━━━ TASK DATA

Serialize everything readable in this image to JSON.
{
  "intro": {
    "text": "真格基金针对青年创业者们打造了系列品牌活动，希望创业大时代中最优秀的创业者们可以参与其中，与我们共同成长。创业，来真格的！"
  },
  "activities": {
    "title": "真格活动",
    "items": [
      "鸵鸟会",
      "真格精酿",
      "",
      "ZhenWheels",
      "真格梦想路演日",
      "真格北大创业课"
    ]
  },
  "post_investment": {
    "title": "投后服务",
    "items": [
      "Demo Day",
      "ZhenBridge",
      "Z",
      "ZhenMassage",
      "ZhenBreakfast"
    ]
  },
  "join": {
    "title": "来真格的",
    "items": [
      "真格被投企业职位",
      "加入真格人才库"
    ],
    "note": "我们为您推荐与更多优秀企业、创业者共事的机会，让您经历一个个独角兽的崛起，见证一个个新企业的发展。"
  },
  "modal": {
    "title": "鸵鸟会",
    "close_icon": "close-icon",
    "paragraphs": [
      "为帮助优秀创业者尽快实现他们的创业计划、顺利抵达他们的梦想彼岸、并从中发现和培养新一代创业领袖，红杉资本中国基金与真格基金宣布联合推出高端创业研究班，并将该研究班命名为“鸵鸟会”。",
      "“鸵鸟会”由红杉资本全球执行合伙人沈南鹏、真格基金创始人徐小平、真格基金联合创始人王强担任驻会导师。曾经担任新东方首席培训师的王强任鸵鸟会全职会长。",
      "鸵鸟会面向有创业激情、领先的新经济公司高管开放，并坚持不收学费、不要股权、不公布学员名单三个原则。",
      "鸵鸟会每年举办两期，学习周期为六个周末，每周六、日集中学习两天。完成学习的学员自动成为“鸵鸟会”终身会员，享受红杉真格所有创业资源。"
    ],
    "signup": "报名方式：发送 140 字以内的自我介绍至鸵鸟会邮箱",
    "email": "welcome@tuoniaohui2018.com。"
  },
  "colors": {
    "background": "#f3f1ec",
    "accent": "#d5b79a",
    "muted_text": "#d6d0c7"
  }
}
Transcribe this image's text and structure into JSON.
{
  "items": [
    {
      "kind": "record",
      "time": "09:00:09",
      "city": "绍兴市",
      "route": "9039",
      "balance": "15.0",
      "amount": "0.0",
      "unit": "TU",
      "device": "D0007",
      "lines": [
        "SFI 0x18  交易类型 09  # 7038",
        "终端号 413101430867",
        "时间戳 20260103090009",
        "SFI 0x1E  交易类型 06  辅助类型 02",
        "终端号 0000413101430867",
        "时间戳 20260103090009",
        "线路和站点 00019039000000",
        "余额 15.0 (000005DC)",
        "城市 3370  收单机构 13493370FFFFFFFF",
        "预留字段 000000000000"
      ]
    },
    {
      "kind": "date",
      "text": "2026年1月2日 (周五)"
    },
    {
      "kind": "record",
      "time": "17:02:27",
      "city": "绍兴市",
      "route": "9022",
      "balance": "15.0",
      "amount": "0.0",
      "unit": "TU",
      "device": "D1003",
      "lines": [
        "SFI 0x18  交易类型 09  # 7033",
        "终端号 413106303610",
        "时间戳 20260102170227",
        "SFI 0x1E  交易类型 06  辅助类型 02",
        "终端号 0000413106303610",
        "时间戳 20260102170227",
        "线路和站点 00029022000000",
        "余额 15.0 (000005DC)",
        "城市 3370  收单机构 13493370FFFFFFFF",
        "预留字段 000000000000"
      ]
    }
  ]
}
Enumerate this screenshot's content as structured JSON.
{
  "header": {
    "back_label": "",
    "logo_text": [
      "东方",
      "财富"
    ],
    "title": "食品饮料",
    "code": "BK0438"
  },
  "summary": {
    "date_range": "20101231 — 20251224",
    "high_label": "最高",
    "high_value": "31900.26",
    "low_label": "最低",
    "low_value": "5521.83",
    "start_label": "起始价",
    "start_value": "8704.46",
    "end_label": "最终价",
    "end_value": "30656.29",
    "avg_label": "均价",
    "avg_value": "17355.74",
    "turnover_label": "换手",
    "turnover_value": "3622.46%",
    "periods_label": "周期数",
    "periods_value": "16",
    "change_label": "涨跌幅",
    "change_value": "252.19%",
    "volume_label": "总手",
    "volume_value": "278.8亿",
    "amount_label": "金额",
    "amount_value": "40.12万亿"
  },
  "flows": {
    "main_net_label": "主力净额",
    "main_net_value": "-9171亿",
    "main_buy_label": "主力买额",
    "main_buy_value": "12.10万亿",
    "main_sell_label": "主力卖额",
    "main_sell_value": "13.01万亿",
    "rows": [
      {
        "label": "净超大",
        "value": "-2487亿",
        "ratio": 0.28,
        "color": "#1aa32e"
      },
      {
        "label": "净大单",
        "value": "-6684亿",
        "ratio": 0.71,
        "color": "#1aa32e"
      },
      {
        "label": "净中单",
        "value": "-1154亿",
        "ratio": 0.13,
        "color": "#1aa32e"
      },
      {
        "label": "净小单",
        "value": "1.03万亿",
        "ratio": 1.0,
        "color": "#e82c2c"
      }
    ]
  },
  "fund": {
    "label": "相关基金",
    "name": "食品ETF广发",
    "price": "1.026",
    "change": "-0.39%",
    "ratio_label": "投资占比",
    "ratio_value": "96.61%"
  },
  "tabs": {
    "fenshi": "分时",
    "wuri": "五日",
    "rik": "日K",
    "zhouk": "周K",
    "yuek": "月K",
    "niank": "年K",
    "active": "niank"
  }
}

━━━━━━

PROBLEM REQUIREMENTS:
Write out all of the records above exactly as they appear.

FULL SOLUTION:
Serialize everything readable in this image to JSON.
{
  "intro": {
    "text": "真格基金针对青年创业者们打造了系列品牌活动，希望创业大时代中最优秀的创业者们可以参与其中，与我们共同成长。创业，来真格的！"
  },
  "activities": {
    "title": "真格活动",
    "items": [
      "鸵鸟会",
      "真格精酿",
      "",
      "ZhenWheels",
      "真格梦想路演日",
      "真格北大创业课"
    ]
  },
  "post_investment": {
    "title": "投后服务",
    "items": [
      "Demo Day",
      "ZhenBridge",
      "Z",
      "ZhenMassage",
      "ZhenBreakfast"
    ]
  },
  "join": {
    "title": "来真格的",
    "items": [
      "真格被投企业职位",
      "加入真格人才库"
    ],
    "note": "我们为您推荐与更多优秀企业、创业者共事的机会，让您经历一个个独角兽的崛起，见证一个个新企业的发展。"
  },
  "modal": {
    "title": "鸵鸟会",
    "close_icon": "close-icon",
    "paragraphs": [
      "为帮助优秀创业者尽快实现他们的创业计划、顺利抵达他们的梦想彼岸、并从中发现和培养新一代创业领袖，红杉资本中国基金与真格基金宣布联合推出高端创业研究班，并将该研究班命名为“鸵鸟会”。",
      "“鸵鸟会”由红杉资本全球执行合伙人沈南鹏、真格基金创始人徐小平、真格基金联合创始人王强担任驻会导师。曾经担任新东方首席培训师的王强任鸵鸟会全职会长。",
      "鸵鸟会面向有创业激情、领先的新经济公司高管开放，并坚持不收学费、不要股权、不公布学员名单三个原则。",
      "鸵鸟会每年举办两期，学习周期为六个周末，每周六、日集中学习两天。完成学习的学员自动成为“鸵鸟会”终身会员，享受红杉真格所有创业资源。"
    ],
    "signup": "报名方式：发送 140 字以内的自我介绍至鸵鸟会邮箱",
    "email": "welcome@tuoniaohui2018.com。"
  },
  "colors": {
    "background": "#f3f1ec",
    "accent": "#d5b79a",
    "muted_text": "#d6d0c7"
  }
}
Transcribe this image's text and structure into JSON.
{
  "items": [
    {
      "kind": "record",
      "time": "09:00:09",
      "city": "绍兴市",
      "route": "9039",
      "balance": "15.0",
      "amount": "0.0",
      "unit": "TU",
      "device": "D0007",
      "lines": [
        "SFI 0x18  交易类型 09  # 7038",
        "终端号 413101430867",
        "时间戳 20260103090009",
        "SFI 0x1E  交易类型 06  辅助类型 02",
        "终端号 0000413101430867",
        "时间戳 20260103090009",
        "线路和站点 00019039000000",
        "余额 15.0 (000005DC)",
        "城市 3370  收单机构 13493370FFFFFFFF",
        "预留字段 000000000000"
      ]
    },
    {
      "kind": "date",
      "text": "2026年1月2日 (周五)"
    },
    {
      "kind": "record",
      "time": "17:02:27",
      "city": "绍兴市",
      "route": "9022",
      "balance": "15.0",
      "amount": "0.0",
      "unit": "TU",
      "device": "D1003",
      "lines": [
        "SFI 0x18  交易类型 09  # 7033",
        "终端号 413106303610",
        "时间戳 20260102170227",
        "SFI 0x1E  交易类型 06  辅助类型 02",
        "终端号 0000413106303610",
        "时间戳 20260102170227",
        "线路和站点 00029022000000",
        "余额 15.0 (000005DC)",
        "城市 3370  收单机构 13493370FFFFFFFF",
        "预留字段 000000000000"
      ]
    }
  ]
}
Enumerate this screenshot's content as structured JSON.
{
  "header": {
    "back_label": "",
    "logo_text": [
      "东方",
      "财富"
    ],
    "title": "食品饮料",
    "code": "BK0438"
  },
  "summary": {
    "date_range": "20101231 — 20251224",
    "high_label": "最高",
    "high_value": "31900.26",
    "low_label": "最低",
    "low_value": "5521.83",
    "start_label": "起始价",
    "start_value": "8704.46",
    "end_label": "最终价",
    "end_value": "30656.29",
    "avg_label": "均价",
    "avg_value": "17355.74",
    "turnover_label": "换手",
    "turnover_value": "3622.46%",
    "periods_label": "周期数",
    "periods_value": "16",
    "change_label": "涨跌幅",
    "change_value": "252.19%",
    "volume_label": "总手",
    "volume_value": "278.8亿",
    "amount_label": "金额",
    "amount_value": "40.12万亿"
  },
  "flows": {
    "main_net_label": "主力净额",
    "main_net_value": "-9171亿",
    "main_buy_label": "主力买额",
    "main_buy_value": "12.10万亿",
    "main_sell_label": "主力卖额",
    "main_sell_value": "13.01万亿",
    "rows": [
      {
        "label": "净超大",
        "value": "-2487亿",
        "ratio": 0.28,
        "color": "#1aa32e"
      },
      {
        "label": "净大单",
        "value": "-6684亿",
        "ratio": 0.71,
        "color": "#1aa32e"
      },
      {
        "label": "净中单",
        "value": "-1154亿",
        "ratio": 0.13,
        "color": "#1aa32e"
      },
      {
        "label": "净小单",
        "value": "1.03万亿",
        "ratio": 1.0,
        "color": "#e82c2c"
      }
    ]
  },
  "fund": {
    "label": "相关基金",
    "name": "食品ETF广发",
    "price": "1.026",
    "change": "-0.39%",
    "ratio_label": "投资占比",
    "ratio_value": "96.61%"
  },
  "tabs": {
    "fenshi": "分时",
    "wuri": "五日",
    "rik": "日K",
    "zhouk": "周K",
    "yuek": "月K",
    "niank": "年K",
    "active": "niank"
  }
}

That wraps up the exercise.